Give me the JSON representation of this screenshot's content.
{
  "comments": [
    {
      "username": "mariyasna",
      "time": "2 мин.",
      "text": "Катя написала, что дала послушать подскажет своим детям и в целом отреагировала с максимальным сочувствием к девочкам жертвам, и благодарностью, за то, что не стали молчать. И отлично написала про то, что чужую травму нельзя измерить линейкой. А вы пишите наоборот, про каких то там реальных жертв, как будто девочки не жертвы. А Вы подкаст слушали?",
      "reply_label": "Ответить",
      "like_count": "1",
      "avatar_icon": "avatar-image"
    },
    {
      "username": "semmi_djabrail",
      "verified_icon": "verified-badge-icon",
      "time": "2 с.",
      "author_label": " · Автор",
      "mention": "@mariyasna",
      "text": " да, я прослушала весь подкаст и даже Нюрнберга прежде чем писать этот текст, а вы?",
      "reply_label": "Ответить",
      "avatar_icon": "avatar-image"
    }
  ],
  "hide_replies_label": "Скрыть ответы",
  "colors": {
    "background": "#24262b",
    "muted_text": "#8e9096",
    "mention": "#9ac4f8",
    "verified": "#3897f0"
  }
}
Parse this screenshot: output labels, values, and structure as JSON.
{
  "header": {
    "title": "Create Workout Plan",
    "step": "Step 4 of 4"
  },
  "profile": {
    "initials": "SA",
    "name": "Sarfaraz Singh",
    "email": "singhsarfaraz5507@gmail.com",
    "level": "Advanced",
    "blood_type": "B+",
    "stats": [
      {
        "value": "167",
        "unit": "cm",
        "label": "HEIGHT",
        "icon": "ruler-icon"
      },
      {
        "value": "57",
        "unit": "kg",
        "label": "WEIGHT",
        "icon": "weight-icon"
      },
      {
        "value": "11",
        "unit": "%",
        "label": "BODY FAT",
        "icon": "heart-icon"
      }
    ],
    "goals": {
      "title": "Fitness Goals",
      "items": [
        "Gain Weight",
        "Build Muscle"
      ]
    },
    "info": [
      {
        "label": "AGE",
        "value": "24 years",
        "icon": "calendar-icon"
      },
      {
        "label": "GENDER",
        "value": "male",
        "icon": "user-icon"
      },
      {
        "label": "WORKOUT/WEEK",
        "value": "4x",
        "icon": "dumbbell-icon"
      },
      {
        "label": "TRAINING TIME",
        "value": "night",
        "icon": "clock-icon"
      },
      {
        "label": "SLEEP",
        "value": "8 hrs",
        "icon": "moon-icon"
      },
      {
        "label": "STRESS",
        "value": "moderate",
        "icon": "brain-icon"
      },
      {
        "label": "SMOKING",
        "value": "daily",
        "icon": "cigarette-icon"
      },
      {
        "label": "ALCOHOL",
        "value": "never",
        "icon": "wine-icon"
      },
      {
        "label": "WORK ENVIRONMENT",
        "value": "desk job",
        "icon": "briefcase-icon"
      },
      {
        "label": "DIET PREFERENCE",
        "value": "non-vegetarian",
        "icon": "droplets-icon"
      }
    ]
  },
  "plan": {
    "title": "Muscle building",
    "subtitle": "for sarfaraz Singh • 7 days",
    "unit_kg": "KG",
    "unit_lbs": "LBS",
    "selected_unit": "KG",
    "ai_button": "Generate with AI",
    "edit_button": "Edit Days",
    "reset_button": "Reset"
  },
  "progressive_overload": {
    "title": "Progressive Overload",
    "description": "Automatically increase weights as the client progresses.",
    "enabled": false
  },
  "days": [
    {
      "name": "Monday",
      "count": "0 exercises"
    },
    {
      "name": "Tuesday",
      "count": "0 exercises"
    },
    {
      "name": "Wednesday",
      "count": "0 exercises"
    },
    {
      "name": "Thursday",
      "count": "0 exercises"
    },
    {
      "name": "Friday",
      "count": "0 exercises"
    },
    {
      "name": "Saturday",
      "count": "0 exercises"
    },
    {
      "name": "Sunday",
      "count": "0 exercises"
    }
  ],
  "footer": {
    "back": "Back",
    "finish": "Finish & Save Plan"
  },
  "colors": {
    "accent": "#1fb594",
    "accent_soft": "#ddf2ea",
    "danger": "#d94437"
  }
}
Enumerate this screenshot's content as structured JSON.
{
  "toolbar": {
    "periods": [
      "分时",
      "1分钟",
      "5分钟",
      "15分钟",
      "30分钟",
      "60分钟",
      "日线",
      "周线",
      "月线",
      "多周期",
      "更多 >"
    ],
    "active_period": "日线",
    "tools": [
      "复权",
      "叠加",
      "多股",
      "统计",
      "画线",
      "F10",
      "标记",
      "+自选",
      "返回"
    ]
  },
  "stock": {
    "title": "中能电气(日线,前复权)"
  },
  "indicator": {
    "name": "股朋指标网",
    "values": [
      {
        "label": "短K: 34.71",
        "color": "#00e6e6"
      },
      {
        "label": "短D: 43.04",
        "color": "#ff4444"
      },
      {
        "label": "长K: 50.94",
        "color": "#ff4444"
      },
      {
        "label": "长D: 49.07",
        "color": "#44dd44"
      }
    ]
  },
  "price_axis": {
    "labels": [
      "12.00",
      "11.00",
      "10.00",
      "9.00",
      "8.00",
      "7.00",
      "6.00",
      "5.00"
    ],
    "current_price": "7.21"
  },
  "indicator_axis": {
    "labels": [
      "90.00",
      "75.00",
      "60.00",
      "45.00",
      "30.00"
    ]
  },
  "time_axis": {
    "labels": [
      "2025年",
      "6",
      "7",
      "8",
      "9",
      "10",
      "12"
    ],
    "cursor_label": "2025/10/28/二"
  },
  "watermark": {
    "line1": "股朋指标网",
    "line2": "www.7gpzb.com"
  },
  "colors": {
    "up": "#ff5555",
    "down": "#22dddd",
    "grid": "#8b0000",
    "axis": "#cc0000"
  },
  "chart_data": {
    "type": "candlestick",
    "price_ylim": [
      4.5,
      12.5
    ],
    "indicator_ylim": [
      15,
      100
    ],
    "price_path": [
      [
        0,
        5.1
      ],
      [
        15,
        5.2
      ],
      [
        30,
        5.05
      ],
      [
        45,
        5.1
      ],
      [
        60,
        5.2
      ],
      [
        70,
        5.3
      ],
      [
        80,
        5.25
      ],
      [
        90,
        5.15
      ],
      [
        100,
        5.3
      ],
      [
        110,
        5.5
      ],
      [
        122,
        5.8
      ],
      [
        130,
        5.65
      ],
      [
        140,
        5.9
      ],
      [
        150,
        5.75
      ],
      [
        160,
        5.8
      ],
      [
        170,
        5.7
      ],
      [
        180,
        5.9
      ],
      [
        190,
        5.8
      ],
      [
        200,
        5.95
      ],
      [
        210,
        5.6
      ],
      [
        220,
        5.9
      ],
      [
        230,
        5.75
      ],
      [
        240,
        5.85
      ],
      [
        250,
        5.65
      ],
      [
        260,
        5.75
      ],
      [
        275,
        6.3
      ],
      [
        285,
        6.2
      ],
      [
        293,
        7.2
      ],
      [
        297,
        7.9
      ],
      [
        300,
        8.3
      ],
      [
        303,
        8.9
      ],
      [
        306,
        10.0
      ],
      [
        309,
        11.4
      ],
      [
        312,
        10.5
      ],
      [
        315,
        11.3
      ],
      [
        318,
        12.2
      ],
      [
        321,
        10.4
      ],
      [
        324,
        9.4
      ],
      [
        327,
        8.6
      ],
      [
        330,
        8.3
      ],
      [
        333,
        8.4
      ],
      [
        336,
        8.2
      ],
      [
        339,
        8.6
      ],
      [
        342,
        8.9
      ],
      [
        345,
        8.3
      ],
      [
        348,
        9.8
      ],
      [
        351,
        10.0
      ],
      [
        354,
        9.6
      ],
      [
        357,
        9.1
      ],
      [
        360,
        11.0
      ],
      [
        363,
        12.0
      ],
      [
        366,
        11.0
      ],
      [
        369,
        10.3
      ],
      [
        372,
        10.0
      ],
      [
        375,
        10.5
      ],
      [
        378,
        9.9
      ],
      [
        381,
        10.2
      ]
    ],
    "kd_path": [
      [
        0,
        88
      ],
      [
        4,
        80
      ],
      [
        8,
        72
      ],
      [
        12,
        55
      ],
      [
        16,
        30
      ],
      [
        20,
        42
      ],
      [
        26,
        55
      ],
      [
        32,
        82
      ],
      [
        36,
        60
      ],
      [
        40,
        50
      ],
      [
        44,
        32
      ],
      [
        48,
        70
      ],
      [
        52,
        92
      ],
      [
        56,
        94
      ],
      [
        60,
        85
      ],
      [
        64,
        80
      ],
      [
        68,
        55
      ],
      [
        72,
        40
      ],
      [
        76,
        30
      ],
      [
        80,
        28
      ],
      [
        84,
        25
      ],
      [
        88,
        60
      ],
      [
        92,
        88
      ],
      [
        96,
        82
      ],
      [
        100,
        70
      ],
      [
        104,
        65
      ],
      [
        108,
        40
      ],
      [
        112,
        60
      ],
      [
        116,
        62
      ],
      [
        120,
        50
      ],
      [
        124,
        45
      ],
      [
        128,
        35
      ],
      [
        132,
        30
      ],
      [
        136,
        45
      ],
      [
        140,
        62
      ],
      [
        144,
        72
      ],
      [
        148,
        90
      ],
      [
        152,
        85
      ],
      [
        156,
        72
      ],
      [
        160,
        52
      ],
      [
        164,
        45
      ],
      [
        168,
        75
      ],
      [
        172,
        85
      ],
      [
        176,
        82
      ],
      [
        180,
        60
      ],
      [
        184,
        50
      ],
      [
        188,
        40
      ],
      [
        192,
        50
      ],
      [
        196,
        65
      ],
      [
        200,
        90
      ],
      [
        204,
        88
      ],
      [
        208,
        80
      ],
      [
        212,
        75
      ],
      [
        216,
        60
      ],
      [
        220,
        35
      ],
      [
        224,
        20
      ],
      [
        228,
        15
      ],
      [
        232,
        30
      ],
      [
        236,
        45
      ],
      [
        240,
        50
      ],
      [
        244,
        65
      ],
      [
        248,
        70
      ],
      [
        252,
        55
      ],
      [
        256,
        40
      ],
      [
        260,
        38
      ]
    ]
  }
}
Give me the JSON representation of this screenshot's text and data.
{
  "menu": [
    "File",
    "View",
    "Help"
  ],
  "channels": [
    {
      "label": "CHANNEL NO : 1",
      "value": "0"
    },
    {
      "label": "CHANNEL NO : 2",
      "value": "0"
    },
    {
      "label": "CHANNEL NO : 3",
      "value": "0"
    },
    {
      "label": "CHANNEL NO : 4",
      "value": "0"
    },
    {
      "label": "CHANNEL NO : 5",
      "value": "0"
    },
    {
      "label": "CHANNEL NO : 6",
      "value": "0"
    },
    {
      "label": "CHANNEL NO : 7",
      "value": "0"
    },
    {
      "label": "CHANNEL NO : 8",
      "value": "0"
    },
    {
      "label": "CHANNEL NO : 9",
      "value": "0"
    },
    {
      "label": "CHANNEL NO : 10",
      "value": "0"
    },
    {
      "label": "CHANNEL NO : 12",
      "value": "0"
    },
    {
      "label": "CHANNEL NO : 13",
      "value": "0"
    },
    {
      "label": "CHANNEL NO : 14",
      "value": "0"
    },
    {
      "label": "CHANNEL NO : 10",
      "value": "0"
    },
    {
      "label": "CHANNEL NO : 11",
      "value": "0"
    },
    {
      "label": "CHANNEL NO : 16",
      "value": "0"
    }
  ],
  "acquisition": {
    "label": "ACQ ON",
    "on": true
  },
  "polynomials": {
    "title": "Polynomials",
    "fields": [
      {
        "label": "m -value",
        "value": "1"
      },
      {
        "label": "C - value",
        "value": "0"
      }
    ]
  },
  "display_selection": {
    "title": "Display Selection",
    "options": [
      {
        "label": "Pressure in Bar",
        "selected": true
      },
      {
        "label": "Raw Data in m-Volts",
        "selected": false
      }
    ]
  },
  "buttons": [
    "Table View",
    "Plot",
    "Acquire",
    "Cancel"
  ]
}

Exercise directions =>
Among the lines of the material above, how many include the string "Muscle"? Report only that number.

Written response =>
2